Dataset excerpt
<<<<

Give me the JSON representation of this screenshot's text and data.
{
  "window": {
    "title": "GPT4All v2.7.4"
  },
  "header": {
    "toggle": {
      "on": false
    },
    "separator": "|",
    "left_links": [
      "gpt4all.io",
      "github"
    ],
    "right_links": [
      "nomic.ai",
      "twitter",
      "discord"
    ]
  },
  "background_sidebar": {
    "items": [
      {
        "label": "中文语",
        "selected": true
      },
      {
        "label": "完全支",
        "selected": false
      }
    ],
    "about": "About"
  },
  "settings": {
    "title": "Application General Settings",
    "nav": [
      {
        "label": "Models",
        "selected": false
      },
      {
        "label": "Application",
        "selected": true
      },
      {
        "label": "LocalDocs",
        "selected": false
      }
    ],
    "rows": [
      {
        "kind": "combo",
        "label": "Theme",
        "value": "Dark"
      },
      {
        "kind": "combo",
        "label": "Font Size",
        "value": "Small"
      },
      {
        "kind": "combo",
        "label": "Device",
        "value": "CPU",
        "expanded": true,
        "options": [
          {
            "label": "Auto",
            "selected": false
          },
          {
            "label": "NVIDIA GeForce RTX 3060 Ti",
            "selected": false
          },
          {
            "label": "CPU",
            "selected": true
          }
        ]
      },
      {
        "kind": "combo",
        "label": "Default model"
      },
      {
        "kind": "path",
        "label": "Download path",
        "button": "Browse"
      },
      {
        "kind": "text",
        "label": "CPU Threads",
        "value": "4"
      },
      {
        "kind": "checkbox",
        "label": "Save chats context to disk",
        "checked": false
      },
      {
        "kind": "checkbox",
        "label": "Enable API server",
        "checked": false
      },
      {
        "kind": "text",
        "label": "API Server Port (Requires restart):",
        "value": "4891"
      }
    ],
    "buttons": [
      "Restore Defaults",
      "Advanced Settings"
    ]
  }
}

>>>>

§ THE REQUEST:
Would you copy out each line exactly as written?

§ PROBLEM SOLUTION:
Give me the JSON representation of this screenshot's text and data.
{
  "window": {
    "title": "GPT4All v2.7.4"
  },
  "header": {
    "toggle": {
      "on": false
    },
    "separator": "|",
    "left_links": [
      "gpt4all.io",
      "github"
    ],
    "right_links": [
      "nomic.ai",
      "twitter",
      "discord"
    ]
  },
  "background_sidebar": {
    "items": [
      {
        "label": "中文语",
        "selected": true
      },
      {
        "label": "完全支",
        "selected": false
      }
    ],
    "about": "About"
  },
  "settings": {
    "title": "Application General Settings",
    "nav": [
      {
        "label": "Models",
        "selected": false
      },
      {
        "label": "Application",
        "selected": true
      },
      {
        "label": "LocalDocs",
        "selected": false
      }
    ],
    "rows": [
      {
        "kind": "combo",
        "label": "Theme",
        "value": "Dark"
      },
      {
        "kind": "combo",
        "label": "Font Size",
        "value": "Small"
      },
      {
        "kind": "combo",
        "label": "Device",
        "value": "CPU",
        "expanded": true,
        "options": [
          {
            "label": "Auto",
            "selected": false
          },
          {
            "label": "NVIDIA GeForce RTX 3060 Ti",
            "selected": false
          },
          {
            "label": "CPU",
            "selected": true
          }
        ]
      },
      {
        "kind": "combo",
        "label": "Default model"
      },
      {
        "kind": "path",
        "label": "Download path",
        "button": "Browse"
      },
      {
        "kind": "text",
        "label": "CPU Threads",
        "value": "4"
      },
      {
        "kind": "checkbox",
        "label": "Save chats context to disk",
        "checked": false
      },
      {
        "kind": "checkbox",
        "label": "Enable API server",
        "checked": false
      },
      {
        "kind": "text",
        "label": "API Server Port (Requires restart):",
        "value": "4891"
      }
    ],
    "buttons": [
      "Restore Defaults",
      "Advanced Settings"
    ]
  }
}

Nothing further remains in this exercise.